▸ **PROBLEM DESCRIPTION**
Repeat every record below exactly, but leave out any pictures.

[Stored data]

• • • • •

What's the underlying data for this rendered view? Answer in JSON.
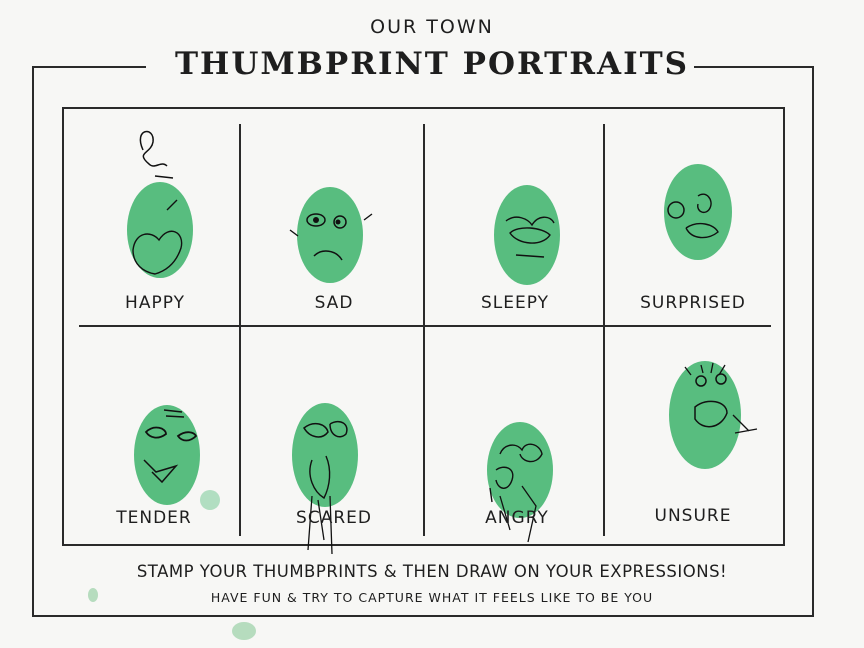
{
  "header": {
    "supertitle": "OUR TOWN",
    "title": "THUMBPRINT PORTRAITS"
  },
  "cells": [
    {
      "label": "HAPPY"
    },
    {
      "label": "SAD"
    },
    {
      "label": "SLEEPY"
    },
    {
      "label": "SURPRISED"
    },
    {
      "label": "TENDER"
    },
    {
      "label": "SCARED"
    },
    {
      "label": "ANGRY"
    },
    {
      "label": "UNSURE"
    }
  ],
  "footer": {
    "instruction": "STAMP YOUR THUMBPRINTS & THEN DRAW ON YOUR EXPRESSIONS!",
    "subline": "HAVE FUN & TRY TO CAPTURE  WHAT IT FEELS LIKE TO BE YOU"
  },
  "colors": {
    "ink": "#1e1e1e",
    "thumbprint": "#2fae62",
    "paper": "#f7f7f5"
  }
}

• • • • •

▸ **SOLUTION**
What's the underlying data for this rendered view? Answer in JSON.
{
  "header": {
    "supertitle": "OUR TOWN",
    "title": "THUMBPRINT PORTRAITS"
  },
  "cells": [
    {
      "label": "HAPPY"
    },
    {
      "label": "SAD"
    },
    {
      "label": "SLEEPY"
    },
    {
      "label": "SURPRISED"
    },
    {
      "label": "TENDER"
    },
    {
      "label": "SCARED"
    },
    {
      "label": "ANGRY"
    },
    {
      "label": "UNSURE"
    }
  ],
  "footer": {
    "instruction": "STAMP YOUR THUMBPRINTS & THEN DRAW ON YOUR EXPRESSIONS!",
    "subline": "HAVE FUN & TRY TO CAPTURE  WHAT IT FEELS LIKE TO BE YOU"
  },
  "colors": {
    "ink": "#1e1e1e",
    "thumbprint": "#2fae62",
    "paper": "#f7f7f5"
  }
}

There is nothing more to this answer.